*Exercise description*: Your task is to output the data exactly as it stands.

*Records to use*:
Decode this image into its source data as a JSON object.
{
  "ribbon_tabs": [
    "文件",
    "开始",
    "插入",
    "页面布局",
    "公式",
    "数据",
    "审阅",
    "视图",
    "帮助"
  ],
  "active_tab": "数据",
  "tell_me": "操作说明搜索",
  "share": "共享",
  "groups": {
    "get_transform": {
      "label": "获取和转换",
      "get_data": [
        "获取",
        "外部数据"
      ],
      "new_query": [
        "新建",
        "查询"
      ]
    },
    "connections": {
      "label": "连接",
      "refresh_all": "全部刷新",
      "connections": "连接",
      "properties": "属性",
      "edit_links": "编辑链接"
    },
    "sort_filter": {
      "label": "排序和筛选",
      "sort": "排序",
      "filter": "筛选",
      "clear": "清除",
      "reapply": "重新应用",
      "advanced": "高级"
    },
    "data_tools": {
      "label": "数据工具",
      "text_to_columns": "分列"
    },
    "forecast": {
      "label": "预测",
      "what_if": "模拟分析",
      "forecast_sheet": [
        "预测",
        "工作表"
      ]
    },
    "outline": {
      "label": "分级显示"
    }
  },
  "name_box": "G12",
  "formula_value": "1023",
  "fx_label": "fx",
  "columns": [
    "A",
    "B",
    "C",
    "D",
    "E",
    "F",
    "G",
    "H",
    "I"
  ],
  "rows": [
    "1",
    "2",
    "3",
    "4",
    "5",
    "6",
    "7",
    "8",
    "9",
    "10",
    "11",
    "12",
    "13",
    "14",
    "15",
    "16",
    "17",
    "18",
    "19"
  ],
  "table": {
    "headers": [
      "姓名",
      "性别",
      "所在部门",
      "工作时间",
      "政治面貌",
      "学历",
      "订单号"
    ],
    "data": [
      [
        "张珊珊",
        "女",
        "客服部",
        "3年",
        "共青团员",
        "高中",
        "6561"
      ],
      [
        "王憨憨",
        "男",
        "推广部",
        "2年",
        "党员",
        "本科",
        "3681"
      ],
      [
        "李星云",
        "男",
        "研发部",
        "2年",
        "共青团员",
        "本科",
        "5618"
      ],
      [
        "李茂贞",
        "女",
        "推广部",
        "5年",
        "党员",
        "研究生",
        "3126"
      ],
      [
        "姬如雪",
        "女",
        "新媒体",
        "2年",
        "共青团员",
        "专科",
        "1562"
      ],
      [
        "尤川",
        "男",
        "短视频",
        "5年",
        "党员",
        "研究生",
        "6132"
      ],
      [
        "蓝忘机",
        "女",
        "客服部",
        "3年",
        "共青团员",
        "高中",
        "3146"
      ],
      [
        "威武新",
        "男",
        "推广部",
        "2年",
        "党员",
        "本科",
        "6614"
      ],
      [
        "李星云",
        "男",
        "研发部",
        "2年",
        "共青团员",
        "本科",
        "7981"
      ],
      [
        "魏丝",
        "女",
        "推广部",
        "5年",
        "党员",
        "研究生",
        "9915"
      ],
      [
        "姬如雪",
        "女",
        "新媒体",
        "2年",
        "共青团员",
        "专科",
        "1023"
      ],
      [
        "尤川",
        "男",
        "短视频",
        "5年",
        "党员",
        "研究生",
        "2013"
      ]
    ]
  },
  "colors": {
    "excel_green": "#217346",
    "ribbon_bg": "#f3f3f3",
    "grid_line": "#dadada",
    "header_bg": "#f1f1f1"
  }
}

*Task answer*:
Decode this image into its source data as a JSON object.
{
  "ribbon_tabs": [
    "文件",
    "开始",
    "插入",
    "页面布局",
    "公式",
    "数据",
    "审阅",
    "视图",
    "帮助"
  ],
  "active_tab": "数据",
  "tell_me": "操作说明搜索",
  "share": "共享",
  "groups": {
    "get_transform": {
      "label": "获取和转换",
      "get_data": [
        "获取",
        "外部数据"
      ],
      "new_query": [
        "新建",
        "查询"
      ]
    },
    "connections": {
      "label": "连接",
      "refresh_all": "全部刷新",
      "connections": "连接",
      "properties": "属性",
      "edit_links": "编辑链接"
    },
    "sort_filter": {
      "label": "排序和筛选",
      "sort": "排序",
      "filter": "筛选",
      "clear": "清除",
      "reapply": "重新应用",
      "advanced": "高级"
    },
    "data_tools": {
      "label": "数据工具",
      "text_to_columns": "分列"
    },
    "forecast": {
      "label": "预测",
      "what_if": "模拟分析",
      "forecast_sheet": [
        "预测",
        "工作表"
      ]
    },
    "outline": {
      "label": "分级显示"
    }
  },
  "name_box": "G12",
  "formula_value": "1023",
  "fx_label": "fx",
  "columns": [
    "A",
    "B",
    "C",
    "D",
    "E",
    "F",
    "G",
    "H",
    "I"
  ],
  "rows": [
    "1",
    "2",
    "3",
    "4",
    "5",
    "6",
    "7",
    "8",
    "9",
    "10",
    "11",
    "12",
    "13",
    "14",
    "15",
    "16",
    "17",
    "18",
    "19"
  ],
  "table": {
    "headers": [
      "姓名",
      "性别",
      "所在部门",
      "工作时间",
      "政治面貌",
      "学历",
      "订单号"
    ],
    "data": [
      [
        "张珊珊",
        "女",
        "客服部",
        "3年",
        "共青团员",
        "高中",
        "6561"
      ],
      [
        "王憨憨",
        "男",
        "推广部",
        "2年",
        "党员",
        "本科",
        "3681"
      ],
      [
        "李星云",
        "男",
        "研发部",
        "2年",
        "共青团员",
        "本科",
        "5618"
      ],
      [
        "李茂贞",
        "女",
        "推广部",
        "5年",
        "党员",
        "研究生",
        "3126"
      ],
      [
        "姬如雪",
        "女",
        "新媒体",
        "2年",
        "共青团员",
        "专科",
        "1562"
      ],
      [
        "尤川",
        "男",
        "短视频",
        "5年",
        "党员",
        "研究生",
        "6132"
      ],
      [
        "蓝忘机",
        "女",
        "客服部",
        "3年",
        "共青团员",
        "高中",
        "3146"
      ],
      [
        "威武新",
        "男",
        "推广部",
        "2年",
        "党员",
        "本科",
        "6614"
      ],
      [
        "李星云",
        "男",
        "研发部",
        "2年",
        "共青团员",
        "本科",
        "7981"
      ],
      [
        "魏丝",
        "女",
        "推广部",
        "5年",
        "党员",
        "研究生",
        "9915"
      ],
      [
        "姬如雪",
        "女",
        "新媒体",
        "2年",
        "共青团员",
        "专科",
        "1023"
      ],
      [
        "尤川",
        "男",
        "短视频",
        "5年",
        "党员",
        "研究生",
        "2013"
      ]
    ]
  },
  "colors": {
    "excel_green": "#217346",
    "ribbon_bg": "#f3f3f3",
    "grid_line": "#dadada",
    "header_bg": "#f1f1f1"
  }
}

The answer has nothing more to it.